Transcribe every line exactly and omit anything that is a picture.

=-=-=-=-=

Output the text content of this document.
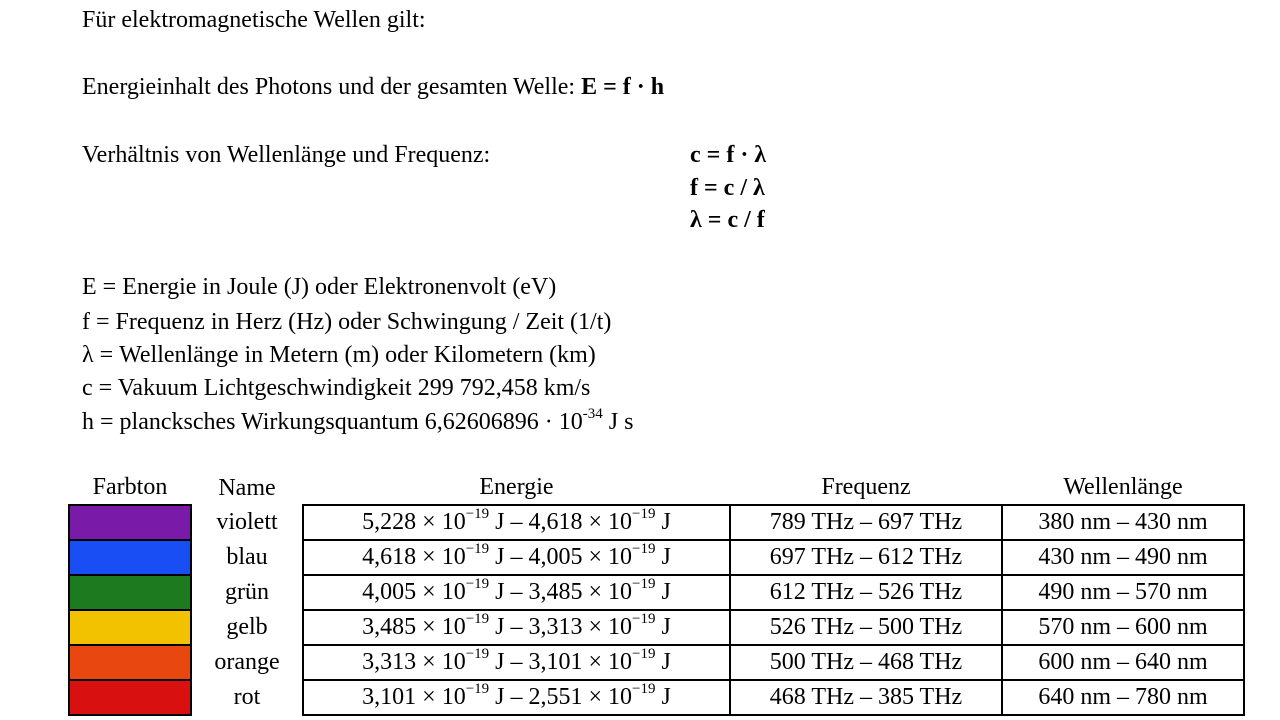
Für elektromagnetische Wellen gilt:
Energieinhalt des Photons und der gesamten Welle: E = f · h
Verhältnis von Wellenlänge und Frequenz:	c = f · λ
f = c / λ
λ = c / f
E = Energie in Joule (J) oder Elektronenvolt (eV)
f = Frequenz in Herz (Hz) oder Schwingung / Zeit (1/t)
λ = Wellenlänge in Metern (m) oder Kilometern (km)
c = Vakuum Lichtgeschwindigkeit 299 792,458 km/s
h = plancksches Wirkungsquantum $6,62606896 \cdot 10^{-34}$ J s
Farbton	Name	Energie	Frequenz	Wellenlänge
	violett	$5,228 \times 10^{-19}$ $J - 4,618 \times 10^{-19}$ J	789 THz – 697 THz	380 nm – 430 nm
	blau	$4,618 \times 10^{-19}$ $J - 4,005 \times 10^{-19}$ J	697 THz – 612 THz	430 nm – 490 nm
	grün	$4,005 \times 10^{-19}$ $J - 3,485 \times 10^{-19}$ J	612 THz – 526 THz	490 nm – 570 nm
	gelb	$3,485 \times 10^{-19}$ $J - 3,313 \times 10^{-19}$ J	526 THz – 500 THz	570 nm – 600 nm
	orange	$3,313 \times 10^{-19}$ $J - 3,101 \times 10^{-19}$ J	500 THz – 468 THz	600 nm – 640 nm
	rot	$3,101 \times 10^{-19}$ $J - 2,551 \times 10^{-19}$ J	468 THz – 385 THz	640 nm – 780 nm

=-=-=-=-=

* RESPONSE *
Output the text content of this document.
Für elektromagnetische Wellen gilt:
Energieinhalt des Photons und der gesamten Welle: E = f · h
Verhältnis von Wellenlänge und Frequenz:	c = f · λ
f = c / λ
λ = c / f
E = Energie in Joule (J) oder Elektronenvolt (eV)
f = Frequenz in Herz (Hz) oder Schwingung / Zeit (1/t)
λ = Wellenlänge in Metern (m) oder Kilometern (km)
c = Vakuum Lichtgeschwindigkeit 299 792,458 km/s
h = plancksches Wirkungsquantum $6,62606896 \cdot 10^{-34}$ J s
Farbton	Name	Energie	Frequenz	Wellenlänge
	violett	$5,228 \times 10^{-19}$ $J - 4,618 \times 10^{-19}$ J	789 THz – 697 THz	380 nm – 430 nm
	blau	$4,618 \times 10^{-19}$ $J - 4,005 \times 10^{-19}$ J	697 THz – 612 THz	430 nm – 490 nm
	grün	$4,005 \times 10^{-19}$ $J - 3,485 \times 10^{-19}$ J	612 THz – 526 THz	490 nm – 570 nm
	gelb	$3,485 \times 10^{-19}$ $J - 3,313 \times 10^{-19}$ J	526 THz – 500 THz	570 nm – 600 nm
	orange	$3,313 \times 10^{-19}$ $J - 3,101 \times 10^{-19}$ J	500 THz – 468 THz	600 nm – 640 nm
	rot	$3,101 \times 10^{-19}$ $J - 2,551 \times 10^{-19}$ J	468 THz – 385 THz	640 nm – 780 nm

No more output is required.